[Stored data]
— Start —

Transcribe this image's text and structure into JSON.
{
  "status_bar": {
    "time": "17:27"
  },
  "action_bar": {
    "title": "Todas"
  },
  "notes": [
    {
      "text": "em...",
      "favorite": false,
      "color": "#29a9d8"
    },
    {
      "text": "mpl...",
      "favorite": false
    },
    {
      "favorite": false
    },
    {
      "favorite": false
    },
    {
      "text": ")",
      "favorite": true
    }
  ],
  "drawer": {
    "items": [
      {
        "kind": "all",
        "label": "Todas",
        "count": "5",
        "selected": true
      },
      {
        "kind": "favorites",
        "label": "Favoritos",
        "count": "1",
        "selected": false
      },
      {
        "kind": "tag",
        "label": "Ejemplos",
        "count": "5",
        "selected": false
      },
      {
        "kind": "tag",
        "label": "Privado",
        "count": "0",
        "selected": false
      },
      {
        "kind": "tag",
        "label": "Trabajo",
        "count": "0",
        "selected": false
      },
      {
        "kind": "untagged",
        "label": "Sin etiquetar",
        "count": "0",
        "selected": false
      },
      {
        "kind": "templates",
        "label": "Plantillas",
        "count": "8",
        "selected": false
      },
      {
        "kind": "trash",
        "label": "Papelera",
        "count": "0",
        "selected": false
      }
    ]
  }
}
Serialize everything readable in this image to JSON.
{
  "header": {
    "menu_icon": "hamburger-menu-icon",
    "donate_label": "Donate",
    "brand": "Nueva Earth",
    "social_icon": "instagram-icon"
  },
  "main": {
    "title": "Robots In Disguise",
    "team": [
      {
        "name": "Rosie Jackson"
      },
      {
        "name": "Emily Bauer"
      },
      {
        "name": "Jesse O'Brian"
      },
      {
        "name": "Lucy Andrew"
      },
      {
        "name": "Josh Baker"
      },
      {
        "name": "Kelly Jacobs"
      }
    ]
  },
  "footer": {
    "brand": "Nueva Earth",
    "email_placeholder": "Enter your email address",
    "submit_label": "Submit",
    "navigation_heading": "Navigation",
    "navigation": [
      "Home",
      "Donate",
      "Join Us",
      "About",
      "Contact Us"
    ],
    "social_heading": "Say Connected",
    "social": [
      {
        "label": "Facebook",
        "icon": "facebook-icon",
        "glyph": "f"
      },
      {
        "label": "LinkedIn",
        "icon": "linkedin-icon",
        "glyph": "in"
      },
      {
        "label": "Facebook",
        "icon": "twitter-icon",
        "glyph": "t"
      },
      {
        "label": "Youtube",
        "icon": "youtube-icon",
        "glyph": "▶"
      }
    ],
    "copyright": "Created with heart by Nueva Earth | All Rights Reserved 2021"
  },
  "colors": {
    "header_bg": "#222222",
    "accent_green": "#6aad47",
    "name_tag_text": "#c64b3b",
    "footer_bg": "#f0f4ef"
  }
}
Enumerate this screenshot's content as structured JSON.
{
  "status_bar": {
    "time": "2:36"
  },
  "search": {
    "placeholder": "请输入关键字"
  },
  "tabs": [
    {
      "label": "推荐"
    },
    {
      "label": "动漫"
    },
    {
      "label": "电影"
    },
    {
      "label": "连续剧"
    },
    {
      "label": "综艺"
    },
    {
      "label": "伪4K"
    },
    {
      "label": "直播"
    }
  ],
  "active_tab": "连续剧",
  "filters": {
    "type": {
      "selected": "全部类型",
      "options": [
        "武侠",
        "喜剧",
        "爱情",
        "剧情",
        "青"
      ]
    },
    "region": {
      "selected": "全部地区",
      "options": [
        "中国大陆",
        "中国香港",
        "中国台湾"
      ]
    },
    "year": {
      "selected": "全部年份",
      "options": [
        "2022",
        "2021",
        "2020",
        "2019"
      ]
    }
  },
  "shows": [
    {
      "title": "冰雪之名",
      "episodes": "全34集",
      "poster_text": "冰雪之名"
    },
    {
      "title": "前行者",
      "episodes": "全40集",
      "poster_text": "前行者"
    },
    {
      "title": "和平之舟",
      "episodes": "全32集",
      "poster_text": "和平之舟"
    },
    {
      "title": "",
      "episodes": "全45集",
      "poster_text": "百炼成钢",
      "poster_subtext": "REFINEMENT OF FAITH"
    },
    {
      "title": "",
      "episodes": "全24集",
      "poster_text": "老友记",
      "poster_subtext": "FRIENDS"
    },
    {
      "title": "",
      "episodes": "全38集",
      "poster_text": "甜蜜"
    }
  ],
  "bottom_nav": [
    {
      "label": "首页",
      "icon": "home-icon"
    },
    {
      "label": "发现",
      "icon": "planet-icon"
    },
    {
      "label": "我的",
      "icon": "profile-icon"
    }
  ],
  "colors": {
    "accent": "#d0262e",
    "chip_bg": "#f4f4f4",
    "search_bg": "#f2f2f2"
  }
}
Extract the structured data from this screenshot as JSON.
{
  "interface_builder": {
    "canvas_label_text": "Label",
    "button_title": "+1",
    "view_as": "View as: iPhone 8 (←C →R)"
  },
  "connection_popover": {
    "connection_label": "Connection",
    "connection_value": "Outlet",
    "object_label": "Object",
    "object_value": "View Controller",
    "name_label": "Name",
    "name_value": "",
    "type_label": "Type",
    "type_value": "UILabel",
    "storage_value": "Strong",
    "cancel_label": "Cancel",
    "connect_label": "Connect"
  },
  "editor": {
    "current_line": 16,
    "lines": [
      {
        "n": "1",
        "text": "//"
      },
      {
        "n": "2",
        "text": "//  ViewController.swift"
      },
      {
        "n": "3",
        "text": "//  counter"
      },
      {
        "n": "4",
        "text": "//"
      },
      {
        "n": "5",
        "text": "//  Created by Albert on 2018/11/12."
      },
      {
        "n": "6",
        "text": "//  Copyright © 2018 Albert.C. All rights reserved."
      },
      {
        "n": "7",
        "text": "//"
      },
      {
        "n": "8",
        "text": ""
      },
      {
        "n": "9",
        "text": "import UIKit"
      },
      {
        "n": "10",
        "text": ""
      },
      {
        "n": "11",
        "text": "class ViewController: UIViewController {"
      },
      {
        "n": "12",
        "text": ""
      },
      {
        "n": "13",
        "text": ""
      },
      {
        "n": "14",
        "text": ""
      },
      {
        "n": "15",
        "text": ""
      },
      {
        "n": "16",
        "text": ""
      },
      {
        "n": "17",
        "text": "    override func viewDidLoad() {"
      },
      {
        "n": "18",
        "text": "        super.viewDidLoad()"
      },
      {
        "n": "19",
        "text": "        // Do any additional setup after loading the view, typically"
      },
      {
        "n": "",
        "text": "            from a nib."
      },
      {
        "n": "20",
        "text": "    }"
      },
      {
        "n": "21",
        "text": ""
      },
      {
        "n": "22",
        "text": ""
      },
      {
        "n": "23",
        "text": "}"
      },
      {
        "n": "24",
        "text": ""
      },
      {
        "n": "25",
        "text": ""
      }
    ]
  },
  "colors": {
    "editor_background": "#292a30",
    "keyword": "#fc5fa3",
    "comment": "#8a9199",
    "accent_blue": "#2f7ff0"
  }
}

— End —

**WRITTEN INSTRUCTION**:
Look over the records above and copy each line that includes the string "structured".

**ANSWER FOR THE TASK**:
Enumerate this screenshot's content as structured JSON.
Extract the structured data from this screenshot as JSON.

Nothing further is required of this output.